Task = Using the entries that follow, count the lines containing the word "this" and give that number by itself.

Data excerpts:
+++++

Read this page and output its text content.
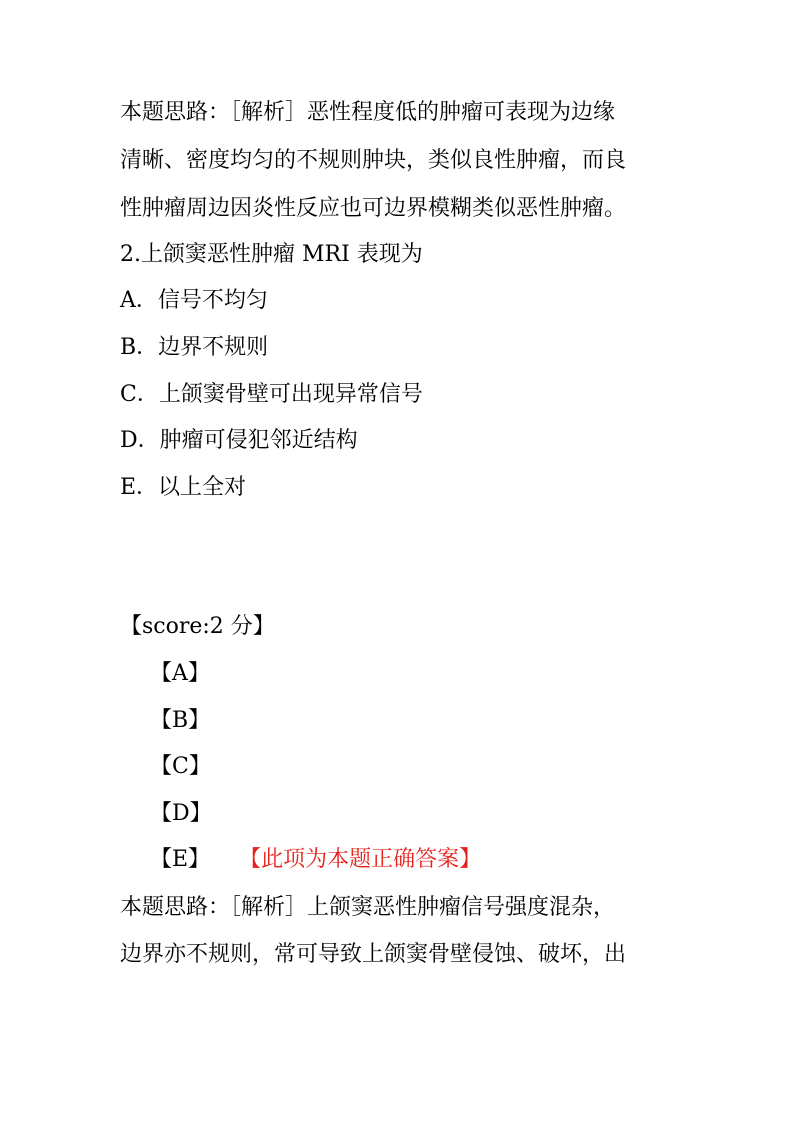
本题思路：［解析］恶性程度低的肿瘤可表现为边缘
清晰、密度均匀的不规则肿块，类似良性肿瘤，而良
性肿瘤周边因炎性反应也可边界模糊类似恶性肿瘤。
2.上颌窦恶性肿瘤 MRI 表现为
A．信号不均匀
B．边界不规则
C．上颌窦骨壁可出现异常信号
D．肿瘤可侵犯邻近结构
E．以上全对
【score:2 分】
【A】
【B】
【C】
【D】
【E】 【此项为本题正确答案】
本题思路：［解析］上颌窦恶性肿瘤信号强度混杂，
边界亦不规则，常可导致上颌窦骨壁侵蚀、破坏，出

+++++

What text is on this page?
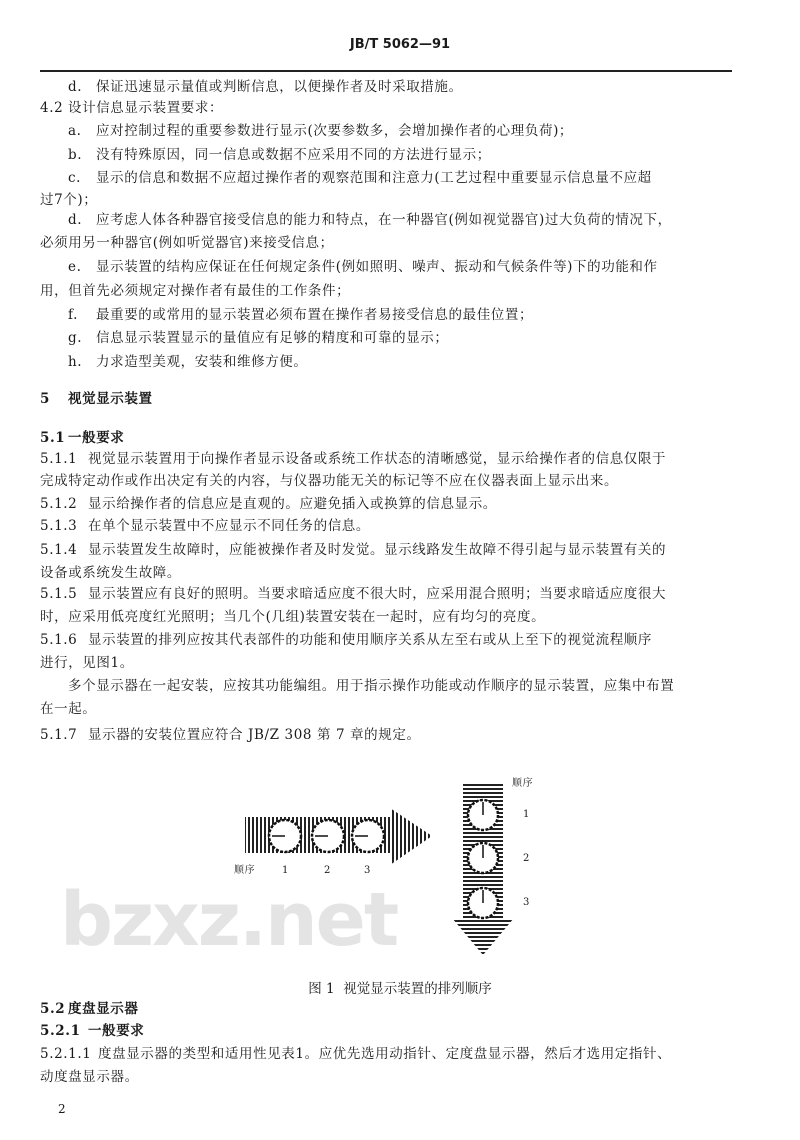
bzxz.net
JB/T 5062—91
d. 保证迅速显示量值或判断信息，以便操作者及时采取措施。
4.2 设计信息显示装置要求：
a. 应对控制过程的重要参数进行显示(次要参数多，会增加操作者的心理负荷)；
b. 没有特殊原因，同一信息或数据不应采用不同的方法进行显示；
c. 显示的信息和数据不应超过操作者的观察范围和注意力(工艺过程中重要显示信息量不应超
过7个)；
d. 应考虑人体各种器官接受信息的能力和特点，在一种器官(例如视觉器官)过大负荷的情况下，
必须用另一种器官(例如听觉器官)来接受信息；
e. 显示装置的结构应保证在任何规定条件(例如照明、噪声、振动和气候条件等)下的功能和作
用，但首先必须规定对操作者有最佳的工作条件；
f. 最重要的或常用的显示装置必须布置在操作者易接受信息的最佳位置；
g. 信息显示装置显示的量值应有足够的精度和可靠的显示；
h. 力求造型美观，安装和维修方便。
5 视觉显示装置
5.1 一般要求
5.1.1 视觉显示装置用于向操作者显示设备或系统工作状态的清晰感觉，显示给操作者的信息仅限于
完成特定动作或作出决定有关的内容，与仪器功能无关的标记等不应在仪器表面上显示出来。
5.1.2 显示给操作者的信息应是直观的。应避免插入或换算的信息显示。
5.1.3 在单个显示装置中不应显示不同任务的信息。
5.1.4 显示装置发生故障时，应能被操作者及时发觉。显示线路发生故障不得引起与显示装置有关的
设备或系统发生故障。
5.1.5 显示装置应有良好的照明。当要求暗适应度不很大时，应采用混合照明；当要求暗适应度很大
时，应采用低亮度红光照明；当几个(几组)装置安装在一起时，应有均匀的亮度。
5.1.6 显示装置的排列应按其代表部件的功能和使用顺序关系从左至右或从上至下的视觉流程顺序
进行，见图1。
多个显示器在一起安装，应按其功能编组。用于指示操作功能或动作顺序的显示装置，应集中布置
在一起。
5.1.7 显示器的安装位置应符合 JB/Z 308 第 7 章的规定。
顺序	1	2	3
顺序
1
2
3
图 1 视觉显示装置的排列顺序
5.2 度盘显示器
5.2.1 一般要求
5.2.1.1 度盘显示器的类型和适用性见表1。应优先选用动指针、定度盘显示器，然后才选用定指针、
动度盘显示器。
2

+++++

Task answer = 2